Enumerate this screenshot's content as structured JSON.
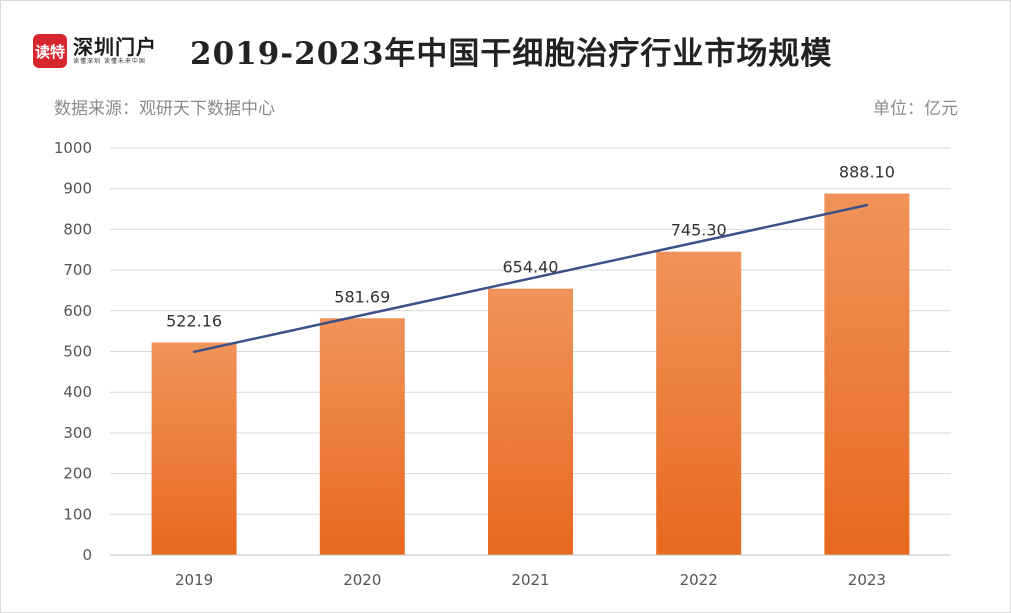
{
  "logo": {
    "badge": "读特",
    "name": "深圳门户",
    "tagline": "读懂深圳 读懂未来中国"
  },
  "header": {
    "title": "2019-2023年中国干细胞治疗行业市场规模",
    "source": "数据来源：观研天下数据中心",
    "unit": "单位：亿元"
  },
  "colors": {
    "bar_top": "#f0935a",
    "bar_bottom": "#e8681e",
    "trendline": "#3b5187",
    "grid": "#d9d9d9",
    "logo_red": "#d7262d"
  },
  "chart_data": {
    "type": "bar",
    "categories": [
      "2019",
      "2020",
      "2021",
      "2022",
      "2023"
    ],
    "values": [
      522.16,
      581.69,
      654.4,
      745.3,
      888.1
    ],
    "data_labels": [
      "522.16",
      "581.69",
      "654.40",
      "745.30",
      "888.10"
    ],
    "trendline": {
      "type": "linear",
      "values": [
        499.3,
        589.4,
        679.5,
        769.5,
        859.6
      ]
    },
    "ylim": [
      0,
      1000
    ],
    "yticks": [
      "0",
      "100",
      "200",
      "300",
      "400",
      "500",
      "600",
      "700",
      "800",
      "900",
      "1000"
    ],
    "grid": true,
    "legend": "none",
    "title": "2019-2023年中国干细胞治疗行业市场规模"
  }
}
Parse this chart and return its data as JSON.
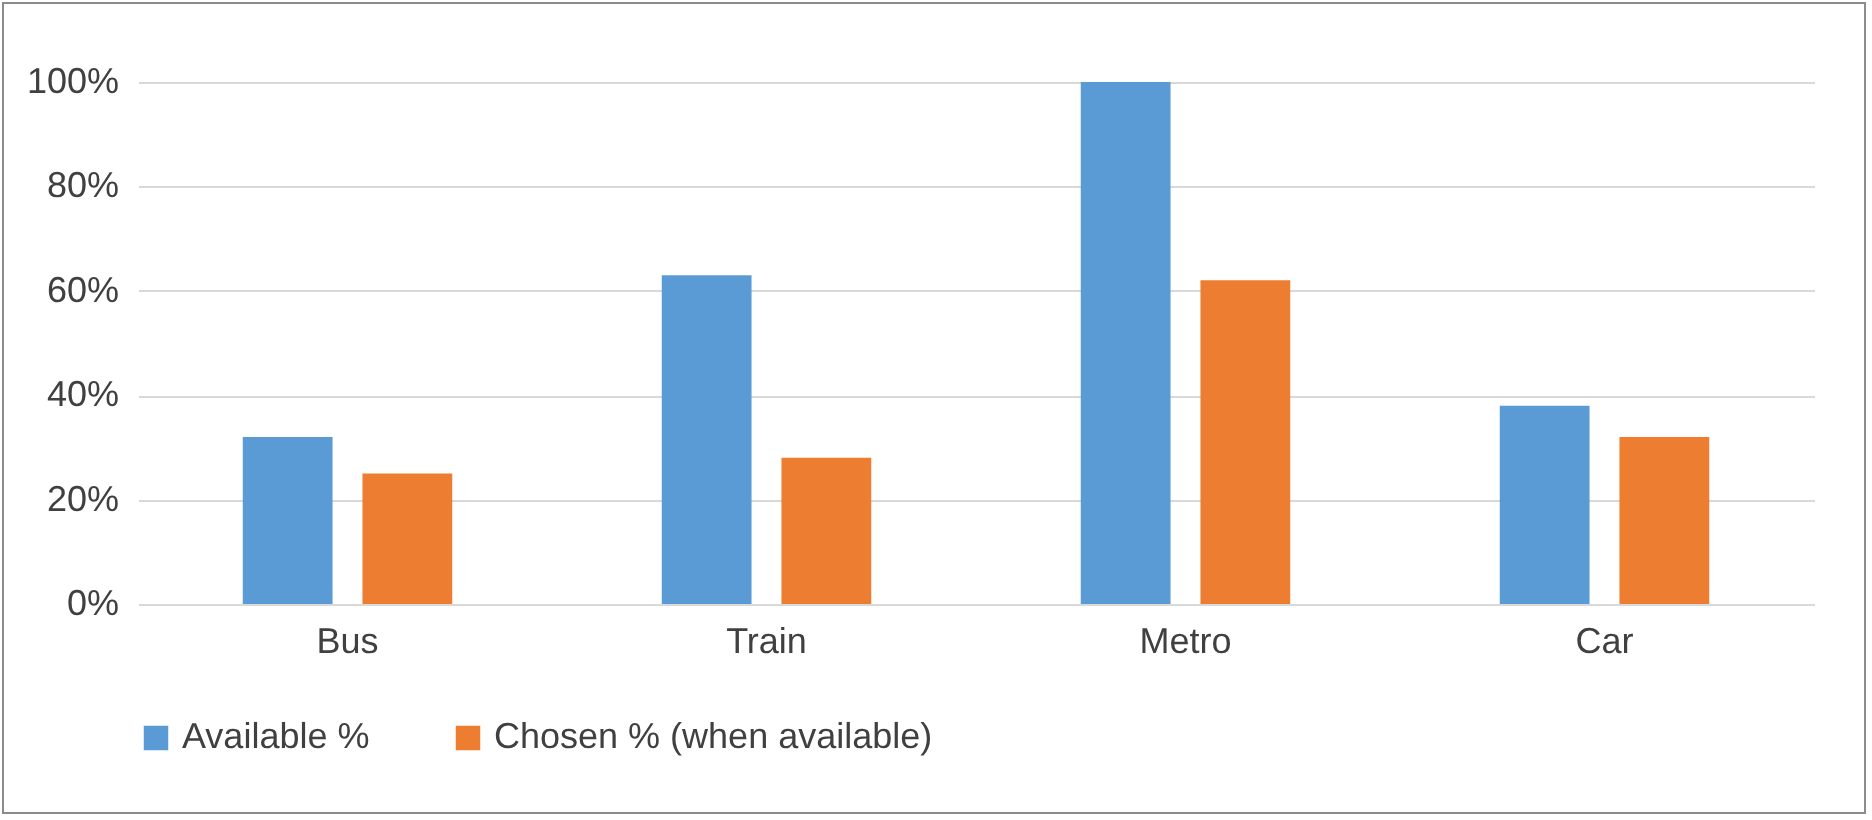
{
  "chart_data": {
    "type": "bar",
    "categories": [
      "Bus",
      "Train",
      "Metro",
      "Car"
    ],
    "series": [
      {
        "name": "Available %",
        "color": "#5b9bd5",
        "values": [
          32,
          63,
          100,
          38
        ]
      },
      {
        "name": "Chosen % (when available)",
        "color": "#ed7d31",
        "values": [
          25,
          28,
          62,
          32
        ]
      }
    ],
    "ylim": [
      0,
      100
    ],
    "yticks": [
      {
        "value": 0,
        "label": "0%"
      },
      {
        "value": 20,
        "label": "20%"
      },
      {
        "value": 40,
        "label": "40%"
      },
      {
        "value": 60,
        "label": "60%"
      },
      {
        "value": 80,
        "label": "80%"
      },
      {
        "value": 100,
        "label": "100%"
      }
    ],
    "grid": "y",
    "legend": "bottom"
  }
}
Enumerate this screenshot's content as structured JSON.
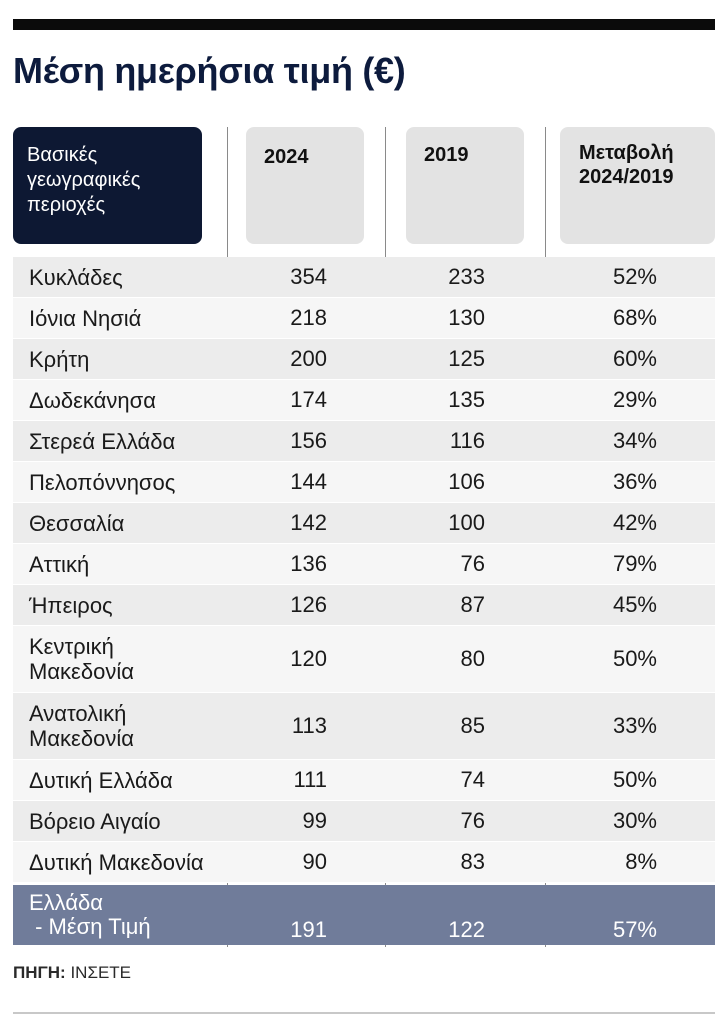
{
  "title": "Μέση ημερήσια τιμή (€)",
  "header": {
    "region_lines": [
      "Βασικές",
      "γεωγραφικές",
      "περιοχές"
    ],
    "col_2024": "2024",
    "col_2019": "2019",
    "change_lines": [
      "Μεταβολή",
      "2024/2019"
    ]
  },
  "rows": [
    {
      "region": [
        "Κυκλάδες"
      ],
      "v2024": "354",
      "v2019": "233",
      "change": "52%"
    },
    {
      "region": [
        "Ιόνια Νησιά"
      ],
      "v2024": "218",
      "v2019": "130",
      "change": "68%"
    },
    {
      "region": [
        "Κρήτη"
      ],
      "v2024": "200",
      "v2019": "125",
      "change": "60%"
    },
    {
      "region": [
        "Δωδεκάνησα"
      ],
      "v2024": "174",
      "v2019": "135",
      "change": "29%"
    },
    {
      "region": [
        "Στερεά Ελλάδα"
      ],
      "v2024": "156",
      "v2019": "116",
      "change": "34%"
    },
    {
      "region": [
        "Πελοπόννησος"
      ],
      "v2024": "144",
      "v2019": "106",
      "change": "36%"
    },
    {
      "region": [
        "Θεσσαλία"
      ],
      "v2024": "142",
      "v2019": "100",
      "change": "42%"
    },
    {
      "region": [
        "Αττική"
      ],
      "v2024": "136",
      "v2019": "76",
      "change": "79%"
    },
    {
      "region": [
        "Ήπειρος"
      ],
      "v2024": "126",
      "v2019": "87",
      "change": "45%"
    },
    {
      "region": [
        "Κεντρική",
        "Μακεδονία"
      ],
      "v2024": "120",
      "v2019": "80",
      "change": "50%"
    },
    {
      "region": [
        "Ανατολική",
        "Μακεδονία"
      ],
      "v2024": "113",
      "v2019": "85",
      "change": "33%"
    },
    {
      "region": [
        "Δυτική Ελλάδα"
      ],
      "v2024": "111",
      "v2019": "74",
      "change": "50%"
    },
    {
      "region": [
        "Βόρειο Αιγαίο"
      ],
      "v2024": "99",
      "v2019": "76",
      "change": "30%"
    },
    {
      "region": [
        "Δυτική Μακεδονία"
      ],
      "v2024": "90",
      "v2019": "83",
      "change": "8%"
    }
  ],
  "total": {
    "region": [
      "Ελλάδα",
      " - Μέση Τιμή"
    ],
    "v2024": "191",
    "v2019": "122",
    "change": "57%"
  },
  "source": {
    "label": "ΠΗΓΗ:",
    "value": "ΙΝΣΕΤΕ"
  },
  "colors": {
    "header_dark": "#0d1833",
    "total_row": "#707c9a",
    "title": "#0d1b3d"
  }
}
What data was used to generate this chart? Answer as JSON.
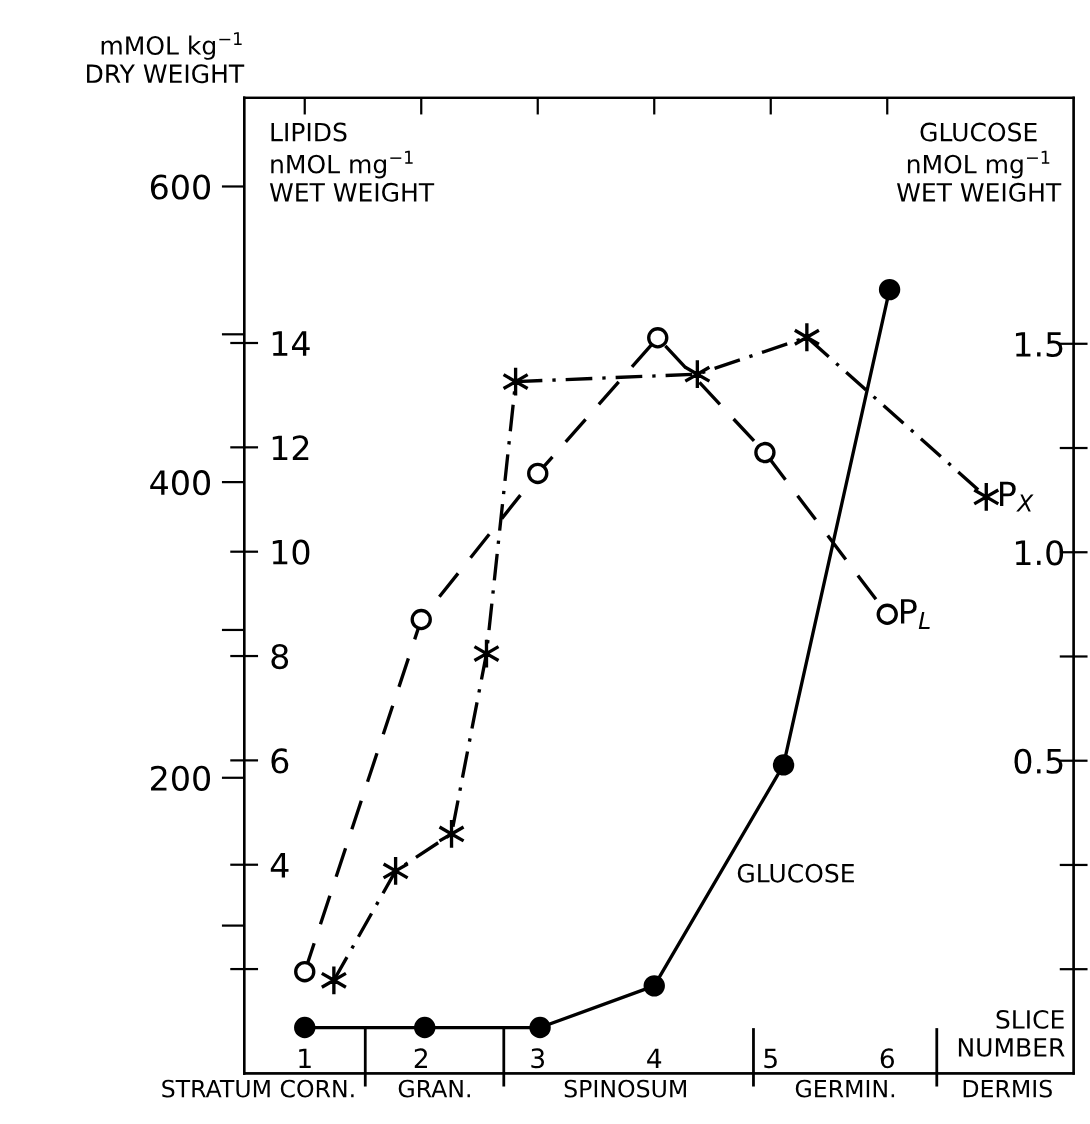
----
▶ **Exercise prompt**: Copy each line holding the word "this" from the listing above.

▶ **Result below**:
Enumerate this screenshot's content as structured JSON.
Parse this chart and return its data as JSON.
Enumerate this screenshot's content as structured JSON.
What data was used to generate this chart? Answer as JSON.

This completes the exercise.